**Problem statement:** Pick out each line of the records in which the word "this" appears.

┌────────

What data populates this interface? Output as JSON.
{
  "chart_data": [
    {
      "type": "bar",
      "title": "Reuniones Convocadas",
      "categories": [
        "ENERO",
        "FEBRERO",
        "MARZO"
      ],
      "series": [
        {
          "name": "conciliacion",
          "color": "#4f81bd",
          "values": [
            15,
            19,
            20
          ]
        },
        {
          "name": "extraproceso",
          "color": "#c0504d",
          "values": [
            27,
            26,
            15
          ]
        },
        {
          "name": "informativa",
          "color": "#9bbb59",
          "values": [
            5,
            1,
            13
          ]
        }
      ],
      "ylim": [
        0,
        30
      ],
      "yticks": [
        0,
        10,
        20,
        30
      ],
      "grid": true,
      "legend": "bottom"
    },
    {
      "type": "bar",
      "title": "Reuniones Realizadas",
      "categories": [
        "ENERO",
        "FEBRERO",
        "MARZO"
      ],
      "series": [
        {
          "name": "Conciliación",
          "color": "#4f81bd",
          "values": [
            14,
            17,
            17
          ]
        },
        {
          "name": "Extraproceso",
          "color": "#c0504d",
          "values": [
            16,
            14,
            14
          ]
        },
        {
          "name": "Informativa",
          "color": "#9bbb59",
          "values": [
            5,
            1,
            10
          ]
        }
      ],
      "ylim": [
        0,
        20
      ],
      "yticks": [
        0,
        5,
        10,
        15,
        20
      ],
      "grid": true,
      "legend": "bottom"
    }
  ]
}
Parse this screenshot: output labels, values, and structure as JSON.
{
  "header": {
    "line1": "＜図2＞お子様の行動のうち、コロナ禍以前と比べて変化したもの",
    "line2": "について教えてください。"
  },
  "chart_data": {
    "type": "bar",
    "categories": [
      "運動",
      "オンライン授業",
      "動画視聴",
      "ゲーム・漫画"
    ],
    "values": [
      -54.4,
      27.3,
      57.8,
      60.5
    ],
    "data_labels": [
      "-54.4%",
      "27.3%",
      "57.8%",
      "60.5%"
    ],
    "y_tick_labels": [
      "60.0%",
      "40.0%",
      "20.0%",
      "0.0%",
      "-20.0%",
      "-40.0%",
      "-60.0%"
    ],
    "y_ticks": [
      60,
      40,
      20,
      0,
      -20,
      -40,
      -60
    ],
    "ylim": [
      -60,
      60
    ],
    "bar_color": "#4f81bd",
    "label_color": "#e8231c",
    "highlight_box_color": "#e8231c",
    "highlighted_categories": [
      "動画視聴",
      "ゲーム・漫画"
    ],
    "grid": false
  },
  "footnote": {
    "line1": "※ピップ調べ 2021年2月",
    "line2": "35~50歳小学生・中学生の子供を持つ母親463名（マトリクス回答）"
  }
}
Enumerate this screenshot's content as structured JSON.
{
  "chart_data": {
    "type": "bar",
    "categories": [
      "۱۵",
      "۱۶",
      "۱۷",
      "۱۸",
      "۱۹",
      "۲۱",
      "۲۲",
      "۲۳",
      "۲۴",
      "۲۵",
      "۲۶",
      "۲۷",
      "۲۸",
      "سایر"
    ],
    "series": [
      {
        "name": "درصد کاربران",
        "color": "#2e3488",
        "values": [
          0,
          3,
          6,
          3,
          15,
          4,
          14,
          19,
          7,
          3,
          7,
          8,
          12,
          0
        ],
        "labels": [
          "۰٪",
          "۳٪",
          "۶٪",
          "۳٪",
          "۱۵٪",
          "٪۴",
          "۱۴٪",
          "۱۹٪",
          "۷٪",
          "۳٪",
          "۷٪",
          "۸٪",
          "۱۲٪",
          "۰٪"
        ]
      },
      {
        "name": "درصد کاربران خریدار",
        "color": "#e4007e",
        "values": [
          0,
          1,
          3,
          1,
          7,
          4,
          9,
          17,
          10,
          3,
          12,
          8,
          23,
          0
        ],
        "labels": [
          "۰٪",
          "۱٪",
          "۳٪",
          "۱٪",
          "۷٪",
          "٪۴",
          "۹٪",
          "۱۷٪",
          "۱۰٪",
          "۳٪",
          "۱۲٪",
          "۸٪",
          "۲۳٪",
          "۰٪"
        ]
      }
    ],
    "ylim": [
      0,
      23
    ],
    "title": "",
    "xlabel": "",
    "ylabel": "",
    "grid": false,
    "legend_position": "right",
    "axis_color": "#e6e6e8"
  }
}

└────────

**Written solution:**
What data populates this interface? Output as JSON.
Parse this screenshot: output labels, values, and structure as JSON.
Enumerate this screenshot's content as structured JSON.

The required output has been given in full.